** START **
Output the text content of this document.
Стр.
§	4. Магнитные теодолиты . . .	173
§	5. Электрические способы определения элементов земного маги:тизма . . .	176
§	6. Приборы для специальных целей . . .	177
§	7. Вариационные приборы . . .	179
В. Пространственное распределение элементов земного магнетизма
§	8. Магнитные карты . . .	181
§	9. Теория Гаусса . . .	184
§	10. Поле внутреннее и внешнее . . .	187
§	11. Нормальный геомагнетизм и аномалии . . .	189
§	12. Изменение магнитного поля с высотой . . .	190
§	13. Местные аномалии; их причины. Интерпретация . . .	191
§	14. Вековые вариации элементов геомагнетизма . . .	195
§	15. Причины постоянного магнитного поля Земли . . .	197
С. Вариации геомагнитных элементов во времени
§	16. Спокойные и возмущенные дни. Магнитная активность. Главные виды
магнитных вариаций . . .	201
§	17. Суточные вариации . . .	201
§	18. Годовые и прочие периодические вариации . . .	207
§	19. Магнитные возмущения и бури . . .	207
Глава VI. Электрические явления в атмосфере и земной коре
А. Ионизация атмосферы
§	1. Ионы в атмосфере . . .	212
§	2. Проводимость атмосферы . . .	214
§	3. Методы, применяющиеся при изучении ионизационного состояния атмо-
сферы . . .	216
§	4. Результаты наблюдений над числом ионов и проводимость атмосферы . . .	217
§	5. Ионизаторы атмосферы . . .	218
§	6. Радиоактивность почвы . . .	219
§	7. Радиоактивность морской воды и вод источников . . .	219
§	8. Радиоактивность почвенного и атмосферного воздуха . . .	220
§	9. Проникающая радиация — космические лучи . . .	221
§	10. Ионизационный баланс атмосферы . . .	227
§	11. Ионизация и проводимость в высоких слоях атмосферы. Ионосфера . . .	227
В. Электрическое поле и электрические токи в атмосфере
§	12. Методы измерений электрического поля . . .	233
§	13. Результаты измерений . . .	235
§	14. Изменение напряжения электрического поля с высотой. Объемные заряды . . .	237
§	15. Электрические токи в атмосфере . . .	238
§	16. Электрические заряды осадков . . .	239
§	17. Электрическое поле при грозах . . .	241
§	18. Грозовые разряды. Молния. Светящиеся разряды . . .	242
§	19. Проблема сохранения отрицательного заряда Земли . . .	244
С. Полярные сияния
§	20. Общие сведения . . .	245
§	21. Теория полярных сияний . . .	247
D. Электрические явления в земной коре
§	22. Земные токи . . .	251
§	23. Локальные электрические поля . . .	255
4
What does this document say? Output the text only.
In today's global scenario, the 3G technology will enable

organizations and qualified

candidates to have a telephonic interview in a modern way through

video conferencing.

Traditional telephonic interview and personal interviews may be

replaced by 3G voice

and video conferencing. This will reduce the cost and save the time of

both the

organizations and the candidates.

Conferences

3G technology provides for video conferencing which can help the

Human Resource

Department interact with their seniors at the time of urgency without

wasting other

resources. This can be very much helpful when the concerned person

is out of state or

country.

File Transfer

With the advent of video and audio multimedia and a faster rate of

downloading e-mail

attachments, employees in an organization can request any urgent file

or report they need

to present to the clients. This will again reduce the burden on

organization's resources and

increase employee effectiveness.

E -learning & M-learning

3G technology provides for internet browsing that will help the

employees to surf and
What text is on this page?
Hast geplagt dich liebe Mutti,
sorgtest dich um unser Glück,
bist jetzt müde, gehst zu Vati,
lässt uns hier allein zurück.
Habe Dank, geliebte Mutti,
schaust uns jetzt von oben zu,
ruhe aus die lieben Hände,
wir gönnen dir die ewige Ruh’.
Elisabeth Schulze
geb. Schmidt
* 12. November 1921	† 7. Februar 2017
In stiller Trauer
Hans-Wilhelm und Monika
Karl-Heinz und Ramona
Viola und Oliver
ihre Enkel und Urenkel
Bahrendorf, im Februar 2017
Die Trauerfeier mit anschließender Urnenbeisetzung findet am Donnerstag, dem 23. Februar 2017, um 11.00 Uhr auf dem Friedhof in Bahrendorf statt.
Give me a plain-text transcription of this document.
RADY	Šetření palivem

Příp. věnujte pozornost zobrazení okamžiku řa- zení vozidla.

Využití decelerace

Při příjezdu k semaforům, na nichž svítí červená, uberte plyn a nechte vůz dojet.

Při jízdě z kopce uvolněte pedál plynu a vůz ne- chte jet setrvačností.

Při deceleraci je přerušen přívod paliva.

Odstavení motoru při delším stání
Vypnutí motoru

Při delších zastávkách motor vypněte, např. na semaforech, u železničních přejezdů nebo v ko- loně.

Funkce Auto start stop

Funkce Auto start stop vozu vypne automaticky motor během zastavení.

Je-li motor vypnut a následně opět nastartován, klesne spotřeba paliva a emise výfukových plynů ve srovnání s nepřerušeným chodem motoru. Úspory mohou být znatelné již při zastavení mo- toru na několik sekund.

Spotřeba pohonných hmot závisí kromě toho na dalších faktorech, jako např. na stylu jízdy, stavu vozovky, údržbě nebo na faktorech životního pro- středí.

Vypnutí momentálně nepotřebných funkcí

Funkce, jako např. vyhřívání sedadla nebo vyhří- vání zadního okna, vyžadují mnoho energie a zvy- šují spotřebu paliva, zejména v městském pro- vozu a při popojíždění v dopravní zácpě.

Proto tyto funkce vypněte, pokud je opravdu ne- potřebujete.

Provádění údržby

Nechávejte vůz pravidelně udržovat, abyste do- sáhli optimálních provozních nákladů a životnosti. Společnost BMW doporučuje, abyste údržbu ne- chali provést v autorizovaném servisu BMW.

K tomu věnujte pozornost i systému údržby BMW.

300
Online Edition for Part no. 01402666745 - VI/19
** END **
■ **Goal**:
Please set down all the data word for word.

■ **Answer to this task**:
Output the text content of this document.
Стр.
§	4. Магнитные теодолиты . . .	173
§	5. Электрические способы определения элементов земного маги:тизма . . .	176
§	6. Приборы для специальных целей . . .	177
§	7. Вариационные приборы . . .	179
В. Пространственное распределение элементов земного магнетизма
§	8. Магнитные карты . . .	181
§	9. Теория Гаусса . . .	184
§	10. Поле внутреннее и внешнее . . .	187
§	11. Нормальный геомагнетизм и аномалии . . .	189
§	12. Изменение магнитного поля с высотой . . .	190
§	13. Местные аномалии; их причины. Интерпретация . . .	191
§	14. Вековые вариации элементов геомагнетизма . . .	195
§	15. Причины постоянного магнитного поля Земли . . .	197
С. Вариации геомагнитных элементов во времени
§	16. Спокойные и возмущенные дни. Магнитная активность. Главные виды
магнитных вариаций . . .	201
§	17. Суточные вариации . . .	201
§	18. Годовые и прочие периодические вариации . . .	207
§	19. Магнитные возмущения и бури . . .	207
Глава VI. Электрические явления в атмосфере и земной коре
А. Ионизация атмосферы
§	1. Ионы в атмосфере . . .	212
§	2. Проводимость атмосферы . . .	214
§	3. Методы, применяющиеся при изучении ионизационного состояния атмо-
сферы . . .	216
§	4. Результаты наблюдений над числом ионов и проводимость атмосферы . . .	217
§	5. Ионизаторы атмосферы . . .	218
§	6. Радиоактивность почвы . . .	219
§	7. Радиоактивность морской воды и вод источников . . .	219
§	8. Радиоактивность почвенного и атмосферного воздуха . . .	220
§	9. Проникающая радиация — космические лучи . . .	221
§	10. Ионизационный баланс атмосферы . . .	227
§	11. Ионизация и проводимость в высоких слоях атмосферы. Ионосфера . . .	227
В. Электрическое поле и электрические токи в атмосфере
§	12. Методы измерений электрического поля . . .	233
§	13. Результаты измерений . . .	235
§	14. Изменение напряжения электрического поля с высотой. Объемные заряды . . .	237
§	15. Электрические токи в атмосфере . . .	238
§	16. Электрические заряды осадков . . .	239
§	17. Электрическое поле при грозах . . .	241
§	18. Грозовые разряды. Молния. Светящиеся разряды . . .	242
§	19. Проблема сохранения отрицательного заряда Земли . . .	244
С. Полярные сияния
§	20. Общие сведения . . .	245
§	21. Теория полярных сияний . . .	247
D. Электрические явления в земной коре
§	22. Земные токи . . .	251
§	23. Локальные электрические поля . . .	255
4
What does this document say? Output the text only.
In today's global scenario, the 3G technology will enable

organizations and qualified

candidates to have a telephonic interview in a modern way through

video conferencing.

Traditional telephonic interview and personal interviews may be

replaced by 3G voice

and video conferencing. This will reduce the cost and save the time of

both the

organizations and the candidates.

Conferences

3G technology provides for video conferencing which can help the

Human Resource

Department interact with their seniors at the time of urgency without

wasting other

resources. This can be very much helpful when the concerned person

is out of state or

country.

File Transfer

With the advent of video and audio multimedia and a faster rate of

downloading e-mail

attachments, employees in an organization can request any urgent file

or report they need

to present to the clients. This will again reduce the burden on

organization's resources and

increase employee effectiveness.

E -learning & M-learning

3G technology provides for internet browsing that will help the

employees to surf and
What text is on this page?
Hast geplagt dich liebe Mutti,
sorgtest dich um unser Glück,
bist jetzt müde, gehst zu Vati,
lässt uns hier allein zurück.
Habe Dank, geliebte Mutti,
schaust uns jetzt von oben zu,
ruhe aus die lieben Hände,
wir gönnen dir die ewige Ruh’.
Elisabeth Schulze
geb. Schmidt
* 12. November 1921	† 7. Februar 2017
In stiller Trauer
Hans-Wilhelm und Monika
Karl-Heinz und Ramona
Viola und Oliver
ihre Enkel und Urenkel
Bahrendorf, im Februar 2017
Die Trauerfeier mit anschließender Urnenbeisetzung findet am Donnerstag, dem 23. Februar 2017, um 11.00 Uhr auf dem Friedhof in Bahrendorf statt.
Give me a plain-text transcription of this document.
RADY	Šetření palivem

Příp. věnujte pozornost zobrazení okamžiku řa- zení vozidla.

Využití decelerace

Při příjezdu k semaforům, na nichž svítí červená, uberte plyn a nechte vůz dojet.

Při jízdě z kopce uvolněte pedál plynu a vůz ne- chte jet setrvačností.

Při deceleraci je přerušen přívod paliva.

Odstavení motoru při delším stání
Vypnutí motoru

Při delších zastávkách motor vypněte, např. na semaforech, u železničních přejezdů nebo v ko- loně.

Funkce Auto start stop

Funkce Auto start stop vozu vypne automaticky motor během zastavení.

Je-li motor vypnut a následně opět nastartován, klesne spotřeba paliva a emise výfukových plynů ve srovnání s nepřerušeným chodem motoru. Úspory mohou být znatelné již při zastavení mo- toru na několik sekund.

Spotřeba pohonných hmot závisí kromě toho na dalších faktorech, jako např. na stylu jízdy, stavu vozovky, údržbě nebo na faktorech životního pro- středí.

Vypnutí momentálně nepotřebných funkcí

Funkce, jako např. vyhřívání sedadla nebo vyhří- vání zadního okna, vyžadují mnoho energie a zvy- šují spotřebu paliva, zejména v městském pro- vozu a při popojíždění v dopravní zácpě.

Proto tyto funkce vypněte, pokud je opravdu ne- potřebujete.

Provádění údržby

Nechávejte vůz pravidelně udržovat, abyste do- sáhli optimálních provozních nákladů a životnosti. Společnost BMW doporučuje, abyste údržbu ne- chali provést v autorizovaném servisu BMW.

K tomu věnujte pozornost i systému údržby BMW.

300
Online Edition for Part no. 01402666745 - VI/19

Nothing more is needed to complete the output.